** START Extracted entries **

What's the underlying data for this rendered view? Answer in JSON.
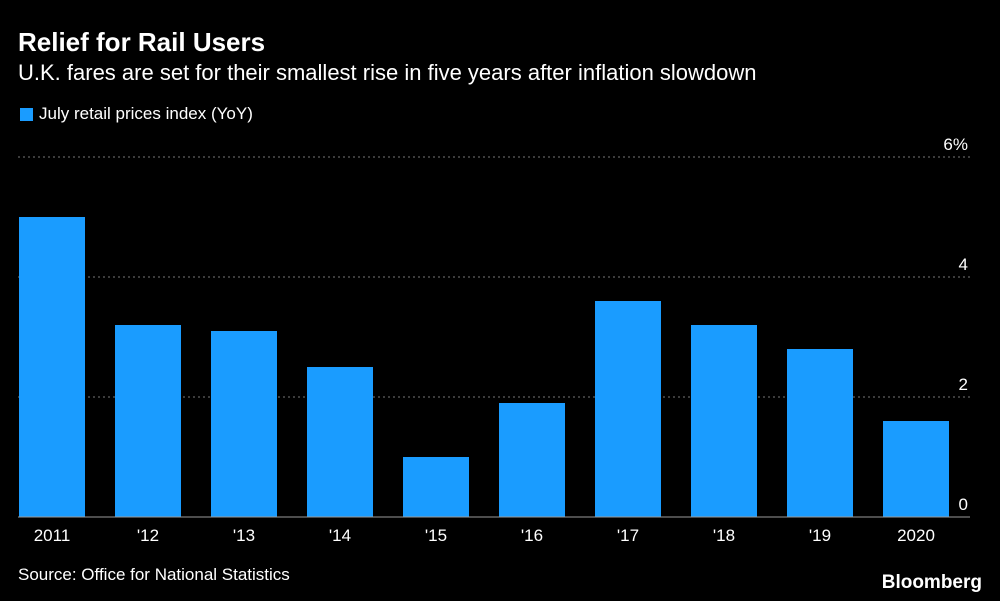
{
  "header": {
    "title": "Relief for Rail Users",
    "subtitle": "U.K. fares are set for their smallest rise in five years after inflation slowdown"
  },
  "legend": {
    "label": "July retail prices index (YoY)"
  },
  "footer": {
    "source": "Source: Office for National Statistics",
    "brand": "Bloomberg"
  },
  "colors": {
    "background": "#000000",
    "bar": "#1a9cff",
    "text": "#ffffff",
    "grid": "#777777"
  },
  "chart_data": {
    "type": "bar",
    "categories": [
      "2011",
      "'12",
      "'13",
      "'14",
      "'15",
      "'16",
      "'17",
      "'18",
      "'19",
      "2020"
    ],
    "series": [
      {
        "name": "July retail prices index (YoY)",
        "values": [
          5.0,
          3.2,
          3.1,
          2.5,
          1.0,
          1.9,
          3.6,
          3.2,
          2.8,
          1.6
        ]
      }
    ],
    "y_ticks": [
      {
        "value": 0,
        "label": "0"
      },
      {
        "value": 2,
        "label": "2"
      },
      {
        "value": 4,
        "label": "4"
      },
      {
        "value": 6,
        "label": "6%"
      }
    ],
    "ylim": [
      0,
      6
    ],
    "grid": true,
    "legend_position": "top-left"
  }
}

** END Extracted entries **

● Objective
Reproduce all the entries that precede this task, word for word, minus any pictures.

● Response to this task
What's the underlying data for this rendered view? Answer in JSON.
{
  "header": {
    "title": "Relief for Rail Users",
    "subtitle": "U.K. fares are set for their smallest rise in five years after inflation slowdown"
  },
  "legend": {
    "label": "July retail prices index (YoY)"
  },
  "footer": {
    "source": "Source: Office for National Statistics",
    "brand": "Bloomberg"
  },
  "colors": {
    "background": "#000000",
    "bar": "#1a9cff",
    "text": "#ffffff",
    "grid": "#777777"
  },
  "chart_data": {
    "type": "bar",
    "categories": [
      "2011",
      "'12",
      "'13",
      "'14",
      "'15",
      "'16",
      "'17",
      "'18",
      "'19",
      "2020"
    ],
    "series": [
      {
        "name": "July retail prices index (YoY)",
        "values": [
          5.0,
          3.2,
          3.1,
          2.5,
          1.0,
          1.9,
          3.6,
          3.2,
          2.8,
          1.6
        ]
      }
    ],
    "y_ticks": [
      {
        "value": 0,
        "label": "0"
      },
      {
        "value": 2,
        "label": "2"
      },
      {
        "value": 4,
        "label": "4"
      },
      {
        "value": 6,
        "label": "6%"
      }
    ],
    "ylim": [
      0,
      6
    ],
    "grid": true,
    "legend_position": "top-left"
  }
}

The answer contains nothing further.